- SELECTED EXCERPT:

# First Year Atlas Problems ??



## johnshenry (Jul 17, 2003)

I am planning on buying a V6 powered SUV next spring. I need at least 5000lbs towing capacity. May never tow that much, but have a tandem axle 16 ft flatbed that I use occasionally and will be moving furniture between homes over the next couple years. Been looking at 2018 and up Durangos and Highlanders.

But I have been a VW guy my whole life, currently have a '12 CC, have had Jetta, Cabrios, and I even have a '57 Beetle and a '56 VW Pickup.

Didn't consider the Atlas until I looked at what you could get them for, thought they would be too pricey. Hoping to get something for around $25k next spring. I like the Atlas, love the DSG transmission in my CC, and like the tech in the newest VW models.

But with 2018 being the first year for the Atlas, I wonder about first year type problems. Yes, the drive train is a platform drivetrain from VW. But are there things (years, options, etc.) I should be wary of? Does the Atlas have the 8 speed DSG transmission? Thanks for any pointers.


----------



## Jersey John (Oct 14, 2004)

Our V6 SEL has been pretty worry free; but my wife drives it and we haven’t put as many miles on ours as others may have. 


Sent from my iPhone using Tapatalk


----------



## mhjett (Oct 16, 2000)

2018 VR6 here with zero problems, 31k miles.

Trans is an 8-speed torque converter auto (made my Aisin).

The 6/72 warranty on the 2018s is fully transferable and should give significant peace of mind if you're buying used.


----------



## shadytheatlas (Jul 5, 2018)

I am going to list everything wrong with the 18s (that I know of). You might want to Google recalls too. That said, VW knows about them all and has resolutions for all of them.


crimped ac condensation drain, causing damage to carpet and electronics
leaking sunroofs
bad batteries
bad catalytic converters
improperly torqued head bolts causing coolant loss
airbag sensors
missing labels
missing sticker over headlight adjustment, to prevent adjustment
rear coil issues
squeaking struts
steering rack
tie rod bolts? can’t remember, I had to have that recall done early on.

Most of these I have dealt with. It hasn’t been fun and VW Care only cares about VW. 

All that to say. I realize I was an early adopter and knew there would be issues. I still love the car. It’s the perfect size and it rides and handles better than anything else I have driven of comparable size (except the Q7, different price point). It still amazes me it handles so well given the size. As crazy as it sounds I’d purchase it again.


----------



## Chris4789 (Nov 29, 2017)

If it was totaled tomorrow I’d buy another.
I needed a vehicle in 2018 so I took a chance on being an early adopter of a 2018 SEL-P as it was absolutely the best available for my needs and wants.
This was my first VW, I probably would not have bought it without the great warranty. I now have 46k miles on it and I’m extremely happy with it.

- PROBLEM A:
Rewrite the listing from its first line through the line containing "bottom-item-home-design[interactable]: 家装设计 <box>273", changing "dim-right-text" to "dim-right-label" and leaving everything else unchanged.

- RECORDED INFORMATION:
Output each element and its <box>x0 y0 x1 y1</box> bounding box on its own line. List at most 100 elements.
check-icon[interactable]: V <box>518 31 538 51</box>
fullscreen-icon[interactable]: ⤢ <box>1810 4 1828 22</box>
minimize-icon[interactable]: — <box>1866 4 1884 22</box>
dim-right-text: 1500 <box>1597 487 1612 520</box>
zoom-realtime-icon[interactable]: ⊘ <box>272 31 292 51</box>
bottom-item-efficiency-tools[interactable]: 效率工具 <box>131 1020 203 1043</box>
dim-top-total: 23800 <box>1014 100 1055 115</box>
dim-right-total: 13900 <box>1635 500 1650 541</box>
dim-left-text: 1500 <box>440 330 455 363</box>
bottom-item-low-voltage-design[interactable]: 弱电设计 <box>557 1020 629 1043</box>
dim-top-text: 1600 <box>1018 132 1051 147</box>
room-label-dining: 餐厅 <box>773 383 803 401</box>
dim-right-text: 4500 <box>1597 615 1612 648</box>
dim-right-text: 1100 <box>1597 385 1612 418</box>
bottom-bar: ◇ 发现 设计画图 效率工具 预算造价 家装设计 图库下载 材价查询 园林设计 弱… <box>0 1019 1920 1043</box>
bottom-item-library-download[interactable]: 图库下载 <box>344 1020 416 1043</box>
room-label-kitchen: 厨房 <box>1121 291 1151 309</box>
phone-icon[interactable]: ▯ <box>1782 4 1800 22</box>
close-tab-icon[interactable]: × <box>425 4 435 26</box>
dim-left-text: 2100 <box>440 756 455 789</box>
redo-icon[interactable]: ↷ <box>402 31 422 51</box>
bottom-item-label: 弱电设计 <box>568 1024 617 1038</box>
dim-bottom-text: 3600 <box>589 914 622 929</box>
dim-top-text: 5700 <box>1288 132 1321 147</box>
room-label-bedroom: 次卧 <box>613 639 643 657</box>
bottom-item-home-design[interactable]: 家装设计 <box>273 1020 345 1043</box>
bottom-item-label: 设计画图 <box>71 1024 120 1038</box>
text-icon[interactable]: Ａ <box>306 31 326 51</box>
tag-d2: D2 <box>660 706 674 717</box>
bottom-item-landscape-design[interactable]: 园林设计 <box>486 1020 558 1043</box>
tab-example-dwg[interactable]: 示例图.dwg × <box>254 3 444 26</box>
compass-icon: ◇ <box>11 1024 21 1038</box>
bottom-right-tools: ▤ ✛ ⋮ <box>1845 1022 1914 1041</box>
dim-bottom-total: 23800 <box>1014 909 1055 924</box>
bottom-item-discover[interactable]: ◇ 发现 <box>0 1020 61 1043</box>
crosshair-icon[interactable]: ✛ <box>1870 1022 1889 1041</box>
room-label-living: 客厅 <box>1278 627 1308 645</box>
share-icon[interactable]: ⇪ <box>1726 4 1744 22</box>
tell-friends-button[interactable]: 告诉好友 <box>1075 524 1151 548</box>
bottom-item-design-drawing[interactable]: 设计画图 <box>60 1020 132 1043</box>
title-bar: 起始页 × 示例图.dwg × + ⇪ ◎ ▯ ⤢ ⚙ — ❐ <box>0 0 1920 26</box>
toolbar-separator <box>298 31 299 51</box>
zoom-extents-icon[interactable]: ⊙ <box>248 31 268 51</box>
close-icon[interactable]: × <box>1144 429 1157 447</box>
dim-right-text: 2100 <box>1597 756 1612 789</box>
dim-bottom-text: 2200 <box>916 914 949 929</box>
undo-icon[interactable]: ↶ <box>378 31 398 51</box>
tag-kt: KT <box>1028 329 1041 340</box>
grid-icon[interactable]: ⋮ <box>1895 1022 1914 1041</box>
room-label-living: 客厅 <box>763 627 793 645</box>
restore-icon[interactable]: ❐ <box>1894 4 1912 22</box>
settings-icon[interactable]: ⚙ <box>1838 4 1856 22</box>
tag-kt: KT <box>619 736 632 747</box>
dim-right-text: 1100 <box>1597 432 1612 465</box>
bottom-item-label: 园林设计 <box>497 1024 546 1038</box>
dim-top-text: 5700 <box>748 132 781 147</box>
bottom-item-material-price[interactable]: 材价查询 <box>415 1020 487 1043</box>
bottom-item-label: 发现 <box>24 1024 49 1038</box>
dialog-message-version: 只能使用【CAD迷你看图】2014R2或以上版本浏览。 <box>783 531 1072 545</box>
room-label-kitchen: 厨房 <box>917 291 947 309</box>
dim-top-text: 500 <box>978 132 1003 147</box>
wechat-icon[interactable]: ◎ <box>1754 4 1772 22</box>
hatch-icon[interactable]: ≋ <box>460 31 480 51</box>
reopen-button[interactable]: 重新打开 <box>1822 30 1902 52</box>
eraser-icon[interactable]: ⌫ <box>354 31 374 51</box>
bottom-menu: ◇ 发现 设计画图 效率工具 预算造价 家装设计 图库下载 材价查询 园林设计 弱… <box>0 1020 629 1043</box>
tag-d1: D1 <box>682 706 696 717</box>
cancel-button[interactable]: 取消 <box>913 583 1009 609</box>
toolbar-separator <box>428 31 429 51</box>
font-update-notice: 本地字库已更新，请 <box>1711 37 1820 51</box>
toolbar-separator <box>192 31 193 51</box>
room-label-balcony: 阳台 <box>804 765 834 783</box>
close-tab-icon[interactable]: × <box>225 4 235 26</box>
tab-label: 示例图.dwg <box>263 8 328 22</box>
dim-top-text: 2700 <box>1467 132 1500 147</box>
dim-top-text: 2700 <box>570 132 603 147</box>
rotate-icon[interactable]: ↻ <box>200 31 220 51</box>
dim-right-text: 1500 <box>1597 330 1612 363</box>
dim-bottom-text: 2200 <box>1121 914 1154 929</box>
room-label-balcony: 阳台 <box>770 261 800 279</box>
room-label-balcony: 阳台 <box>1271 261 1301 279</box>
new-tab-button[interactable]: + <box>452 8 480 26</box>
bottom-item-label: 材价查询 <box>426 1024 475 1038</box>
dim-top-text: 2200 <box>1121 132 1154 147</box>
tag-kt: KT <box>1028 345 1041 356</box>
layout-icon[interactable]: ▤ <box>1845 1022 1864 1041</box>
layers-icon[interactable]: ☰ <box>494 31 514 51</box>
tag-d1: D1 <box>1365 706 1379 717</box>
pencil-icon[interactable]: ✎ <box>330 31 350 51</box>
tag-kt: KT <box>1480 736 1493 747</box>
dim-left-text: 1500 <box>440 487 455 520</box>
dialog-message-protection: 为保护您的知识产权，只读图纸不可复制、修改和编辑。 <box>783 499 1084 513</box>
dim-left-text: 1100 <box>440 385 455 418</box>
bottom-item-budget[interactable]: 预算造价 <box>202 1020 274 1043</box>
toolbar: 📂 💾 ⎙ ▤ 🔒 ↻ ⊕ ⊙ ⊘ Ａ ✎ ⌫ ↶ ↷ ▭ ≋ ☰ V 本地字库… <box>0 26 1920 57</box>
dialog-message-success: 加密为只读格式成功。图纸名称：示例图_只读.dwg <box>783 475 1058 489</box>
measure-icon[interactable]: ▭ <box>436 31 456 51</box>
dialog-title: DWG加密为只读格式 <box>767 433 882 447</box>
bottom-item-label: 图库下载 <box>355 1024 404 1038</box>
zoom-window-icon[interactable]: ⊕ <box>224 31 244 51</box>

- PROBLEM B:
From the Atlas forum thread, reproduce the passage starting at "I am planning" and ending at "Durangos and Highlanders." word for word.

- WORKED SOLUTION A:
Output each element and its <box>x0 y0 x1 y1</box> bounding box on its own line. List at most 100 elements.
check-icon[interactable]: V <box>518 31 538 51</box>
fullscreen-icon[interactable]: ⤢ <box>1810 4 1828 22</box>
minimize-icon[interactable]: — <box>1866 4 1884 22</box>
dim-right-label: 1500 <box>1597 487 1612 520</box>
zoom-realtime-icon[interactable]: ⊘ <box>272 31 292 51</box>
bottom-item-efficiency-tools[interactable]: 效率工具 <box>131 1020 203 1043</box>
dim-top-total: 23800 <box>1014 100 1055 115</box>
dim-right-total: 13900 <box>1635 500 1650 541</box>
dim-left-text: 1500 <box>440 330 455 363</box>
bottom-item-low-voltage-design[interactable]: 弱电设计 <box>557 1020 629 1043</box>
dim-top-text: 1600 <box>1018 132 1051 147</box>
room-label-dining: 餐厅 <box>773 383 803 401</box>
dim-right-label: 4500 <box>1597 615 1612 648</box>
dim-right-label: 1100 <box>1597 385 1612 418</box>
bottom-bar: ◇ 发现 设计画图 效率工具 预算造价 家装设计 图库下载 材价查询 园林设计 弱… <box>0 1019 1920 1043</box>
bottom-item-library-download[interactable]: 图库下载 <box>344 1020 416 1043</box>
room-label-kitchen: 厨房 <box>1121 291 1151 309</box>
phone-icon[interactable]: ▯ <box>1782 4 1800 22</box>
close-tab-icon[interactable]: × <box>425 4 435 26</box>
dim-left-text: 2100 <box>440 756 455 789</box>
redo-icon[interactable]: ↷ <box>402 31 422 51</box>
bottom-item-label: 弱电设计 <box>568 1024 617 1038</box>
dim-bottom-text: 3600 <box>589 914 622 929</box>
dim-top-text: 5700 <box>1288 132 1321 147</box>
room-label-bedroom: 次卧 <box>613 639 643 657</box>
bottom-item-home-design[interactable]: 家装设计 <box>273 1020 345 1043</box>

- WORKED SOLUTION B:
I am planning on buying a V6 powered SUV next spring. I need at least 5000lbs towing capacity. May never tow that much, but have a tandem axle 16 ft flatbed that I use occasionally and will be moving furniture between homes over the next couple years. Been looking at 2018 and up Durangos and Highlanders.